Figure record extracts:
%%
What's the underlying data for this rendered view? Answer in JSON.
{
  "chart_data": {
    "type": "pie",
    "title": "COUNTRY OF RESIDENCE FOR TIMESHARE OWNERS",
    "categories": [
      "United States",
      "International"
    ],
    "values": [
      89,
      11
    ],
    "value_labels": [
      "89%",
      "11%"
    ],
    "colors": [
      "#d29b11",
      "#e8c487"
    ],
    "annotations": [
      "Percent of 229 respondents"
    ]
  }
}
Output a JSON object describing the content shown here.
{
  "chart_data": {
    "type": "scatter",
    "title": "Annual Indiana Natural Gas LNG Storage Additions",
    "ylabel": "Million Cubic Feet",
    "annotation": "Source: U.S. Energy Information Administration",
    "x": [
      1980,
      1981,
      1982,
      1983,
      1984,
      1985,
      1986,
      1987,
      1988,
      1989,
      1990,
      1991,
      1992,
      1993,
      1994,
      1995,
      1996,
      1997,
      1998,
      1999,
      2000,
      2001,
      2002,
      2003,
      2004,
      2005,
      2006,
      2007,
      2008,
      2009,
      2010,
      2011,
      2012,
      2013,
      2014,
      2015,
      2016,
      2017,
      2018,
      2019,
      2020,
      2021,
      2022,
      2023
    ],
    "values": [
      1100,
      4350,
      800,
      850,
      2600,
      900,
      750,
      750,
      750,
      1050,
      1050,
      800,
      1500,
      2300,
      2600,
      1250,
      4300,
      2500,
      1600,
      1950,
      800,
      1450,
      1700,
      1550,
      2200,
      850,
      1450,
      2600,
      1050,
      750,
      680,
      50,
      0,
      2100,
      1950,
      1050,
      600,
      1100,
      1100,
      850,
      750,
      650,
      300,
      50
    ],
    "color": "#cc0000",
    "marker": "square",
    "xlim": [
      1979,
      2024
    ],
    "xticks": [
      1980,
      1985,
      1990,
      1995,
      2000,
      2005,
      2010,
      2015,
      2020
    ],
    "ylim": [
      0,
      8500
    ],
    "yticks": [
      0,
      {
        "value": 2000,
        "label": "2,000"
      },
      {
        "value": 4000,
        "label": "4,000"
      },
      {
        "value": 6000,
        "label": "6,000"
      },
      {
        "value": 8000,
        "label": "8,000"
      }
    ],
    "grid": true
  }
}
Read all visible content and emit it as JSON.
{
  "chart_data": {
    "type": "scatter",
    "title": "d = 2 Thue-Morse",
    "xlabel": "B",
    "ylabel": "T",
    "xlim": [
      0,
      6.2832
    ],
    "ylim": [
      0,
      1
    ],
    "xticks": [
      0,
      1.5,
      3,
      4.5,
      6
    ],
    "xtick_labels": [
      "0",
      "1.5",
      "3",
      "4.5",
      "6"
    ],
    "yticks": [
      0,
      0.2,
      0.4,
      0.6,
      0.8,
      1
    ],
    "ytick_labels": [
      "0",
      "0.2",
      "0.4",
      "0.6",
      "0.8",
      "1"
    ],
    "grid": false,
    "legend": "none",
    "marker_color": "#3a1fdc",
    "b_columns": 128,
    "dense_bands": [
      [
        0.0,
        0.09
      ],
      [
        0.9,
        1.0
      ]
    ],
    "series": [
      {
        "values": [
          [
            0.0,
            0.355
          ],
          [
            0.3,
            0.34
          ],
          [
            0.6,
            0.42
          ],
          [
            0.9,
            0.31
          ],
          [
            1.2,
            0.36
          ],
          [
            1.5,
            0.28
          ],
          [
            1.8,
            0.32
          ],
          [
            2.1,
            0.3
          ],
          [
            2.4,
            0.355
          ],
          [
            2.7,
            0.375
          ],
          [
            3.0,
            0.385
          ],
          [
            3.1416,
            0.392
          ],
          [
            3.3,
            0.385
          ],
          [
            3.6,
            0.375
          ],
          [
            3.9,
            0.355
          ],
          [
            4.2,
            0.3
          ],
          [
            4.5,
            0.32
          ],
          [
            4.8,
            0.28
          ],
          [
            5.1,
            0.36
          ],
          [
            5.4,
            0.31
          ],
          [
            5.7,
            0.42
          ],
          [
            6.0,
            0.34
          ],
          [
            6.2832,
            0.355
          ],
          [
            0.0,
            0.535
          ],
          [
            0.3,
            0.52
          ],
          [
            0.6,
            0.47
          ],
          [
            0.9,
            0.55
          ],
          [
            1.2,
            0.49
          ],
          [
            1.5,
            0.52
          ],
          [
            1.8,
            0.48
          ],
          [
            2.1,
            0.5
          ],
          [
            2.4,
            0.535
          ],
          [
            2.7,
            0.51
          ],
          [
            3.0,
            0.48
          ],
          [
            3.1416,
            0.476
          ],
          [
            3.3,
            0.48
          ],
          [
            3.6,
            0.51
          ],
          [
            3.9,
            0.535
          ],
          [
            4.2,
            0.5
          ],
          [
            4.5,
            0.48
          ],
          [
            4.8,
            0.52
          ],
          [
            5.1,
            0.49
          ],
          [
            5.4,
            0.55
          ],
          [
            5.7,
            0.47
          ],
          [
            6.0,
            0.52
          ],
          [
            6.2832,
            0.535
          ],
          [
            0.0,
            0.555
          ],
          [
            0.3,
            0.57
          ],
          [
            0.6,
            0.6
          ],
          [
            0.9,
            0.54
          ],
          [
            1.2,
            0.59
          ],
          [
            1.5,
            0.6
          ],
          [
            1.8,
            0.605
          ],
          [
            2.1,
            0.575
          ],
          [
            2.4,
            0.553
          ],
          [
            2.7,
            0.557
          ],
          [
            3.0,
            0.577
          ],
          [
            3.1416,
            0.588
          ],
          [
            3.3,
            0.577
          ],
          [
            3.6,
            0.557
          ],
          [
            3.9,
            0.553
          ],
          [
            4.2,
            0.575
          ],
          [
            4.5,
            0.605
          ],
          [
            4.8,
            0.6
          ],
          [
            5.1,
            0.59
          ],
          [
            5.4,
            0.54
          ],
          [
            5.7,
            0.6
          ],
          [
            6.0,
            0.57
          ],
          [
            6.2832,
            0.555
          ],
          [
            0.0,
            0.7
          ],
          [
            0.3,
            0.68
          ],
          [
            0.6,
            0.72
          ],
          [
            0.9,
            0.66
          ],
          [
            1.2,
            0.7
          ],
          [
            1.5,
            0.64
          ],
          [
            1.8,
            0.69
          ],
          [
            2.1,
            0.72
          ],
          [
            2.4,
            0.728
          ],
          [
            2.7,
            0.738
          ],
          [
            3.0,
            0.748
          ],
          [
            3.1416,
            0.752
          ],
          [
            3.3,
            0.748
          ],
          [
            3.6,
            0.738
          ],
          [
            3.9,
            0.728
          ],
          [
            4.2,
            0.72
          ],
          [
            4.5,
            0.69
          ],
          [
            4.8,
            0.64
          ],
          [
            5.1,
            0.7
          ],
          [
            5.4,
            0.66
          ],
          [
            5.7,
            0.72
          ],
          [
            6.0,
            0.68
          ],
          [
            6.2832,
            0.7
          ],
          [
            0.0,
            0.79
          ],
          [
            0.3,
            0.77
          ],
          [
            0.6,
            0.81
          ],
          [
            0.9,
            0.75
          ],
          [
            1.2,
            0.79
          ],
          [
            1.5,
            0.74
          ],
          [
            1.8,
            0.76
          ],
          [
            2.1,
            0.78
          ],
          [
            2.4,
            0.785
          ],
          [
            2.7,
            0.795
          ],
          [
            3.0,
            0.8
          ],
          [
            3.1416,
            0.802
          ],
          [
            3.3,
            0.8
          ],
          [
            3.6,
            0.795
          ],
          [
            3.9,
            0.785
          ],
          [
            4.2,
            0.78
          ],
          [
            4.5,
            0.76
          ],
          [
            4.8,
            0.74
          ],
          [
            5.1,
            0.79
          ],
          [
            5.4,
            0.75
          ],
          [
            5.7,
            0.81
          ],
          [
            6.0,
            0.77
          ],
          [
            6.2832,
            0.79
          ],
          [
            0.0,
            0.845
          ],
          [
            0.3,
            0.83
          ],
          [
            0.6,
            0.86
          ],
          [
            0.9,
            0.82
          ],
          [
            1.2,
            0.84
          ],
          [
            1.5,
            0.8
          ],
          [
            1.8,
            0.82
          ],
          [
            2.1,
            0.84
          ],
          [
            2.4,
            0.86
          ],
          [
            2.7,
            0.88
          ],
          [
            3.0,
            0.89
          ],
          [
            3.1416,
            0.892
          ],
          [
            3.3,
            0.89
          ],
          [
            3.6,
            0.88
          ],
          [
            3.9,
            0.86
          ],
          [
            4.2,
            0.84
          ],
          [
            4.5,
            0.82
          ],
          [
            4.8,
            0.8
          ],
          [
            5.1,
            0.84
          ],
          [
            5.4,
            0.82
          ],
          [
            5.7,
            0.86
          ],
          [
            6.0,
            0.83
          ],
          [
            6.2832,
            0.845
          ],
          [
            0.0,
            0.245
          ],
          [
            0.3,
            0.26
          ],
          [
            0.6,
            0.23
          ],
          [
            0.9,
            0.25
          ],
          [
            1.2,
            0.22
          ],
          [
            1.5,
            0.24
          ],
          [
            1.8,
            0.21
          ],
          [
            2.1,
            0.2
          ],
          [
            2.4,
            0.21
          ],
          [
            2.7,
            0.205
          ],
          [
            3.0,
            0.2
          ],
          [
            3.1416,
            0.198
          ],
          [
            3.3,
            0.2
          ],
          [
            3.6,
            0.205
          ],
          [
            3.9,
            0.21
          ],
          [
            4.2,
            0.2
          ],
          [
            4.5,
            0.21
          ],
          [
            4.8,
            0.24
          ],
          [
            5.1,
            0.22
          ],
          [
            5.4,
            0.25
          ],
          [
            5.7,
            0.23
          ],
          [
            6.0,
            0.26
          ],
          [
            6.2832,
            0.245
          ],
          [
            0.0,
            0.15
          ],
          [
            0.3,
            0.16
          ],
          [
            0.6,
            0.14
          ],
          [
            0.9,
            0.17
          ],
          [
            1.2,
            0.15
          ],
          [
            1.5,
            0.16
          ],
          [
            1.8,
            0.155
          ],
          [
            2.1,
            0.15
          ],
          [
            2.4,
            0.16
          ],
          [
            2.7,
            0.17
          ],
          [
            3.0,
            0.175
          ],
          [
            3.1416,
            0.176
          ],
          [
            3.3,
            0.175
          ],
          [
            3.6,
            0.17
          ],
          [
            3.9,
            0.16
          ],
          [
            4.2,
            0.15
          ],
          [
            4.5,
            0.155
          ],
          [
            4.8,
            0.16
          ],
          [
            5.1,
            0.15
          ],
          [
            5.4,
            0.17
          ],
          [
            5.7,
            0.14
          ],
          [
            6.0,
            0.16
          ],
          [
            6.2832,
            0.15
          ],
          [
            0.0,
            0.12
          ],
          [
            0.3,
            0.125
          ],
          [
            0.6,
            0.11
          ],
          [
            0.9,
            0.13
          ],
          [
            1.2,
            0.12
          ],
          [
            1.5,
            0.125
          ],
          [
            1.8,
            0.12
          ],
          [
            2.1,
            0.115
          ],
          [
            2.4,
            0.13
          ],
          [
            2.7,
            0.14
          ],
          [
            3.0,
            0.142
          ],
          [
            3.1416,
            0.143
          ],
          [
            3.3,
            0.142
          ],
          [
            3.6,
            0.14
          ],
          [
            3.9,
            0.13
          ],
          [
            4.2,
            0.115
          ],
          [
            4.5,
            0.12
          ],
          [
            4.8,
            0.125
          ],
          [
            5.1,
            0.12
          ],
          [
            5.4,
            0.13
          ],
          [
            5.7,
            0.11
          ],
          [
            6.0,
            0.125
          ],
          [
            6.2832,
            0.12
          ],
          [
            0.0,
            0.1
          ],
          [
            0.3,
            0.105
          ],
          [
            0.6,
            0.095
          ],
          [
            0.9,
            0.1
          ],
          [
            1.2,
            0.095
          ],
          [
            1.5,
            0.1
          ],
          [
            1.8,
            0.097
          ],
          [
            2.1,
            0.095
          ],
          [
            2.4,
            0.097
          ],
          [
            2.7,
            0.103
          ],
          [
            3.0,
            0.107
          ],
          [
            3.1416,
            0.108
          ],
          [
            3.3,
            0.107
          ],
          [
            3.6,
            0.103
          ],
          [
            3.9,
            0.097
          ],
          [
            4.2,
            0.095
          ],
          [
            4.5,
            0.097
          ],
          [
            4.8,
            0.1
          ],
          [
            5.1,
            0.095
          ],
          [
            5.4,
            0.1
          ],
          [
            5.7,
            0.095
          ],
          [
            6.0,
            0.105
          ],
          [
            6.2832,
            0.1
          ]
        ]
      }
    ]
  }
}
%%
Check each line of the records above for the word "JSON", then give the number of lines that have it, with no other words.

3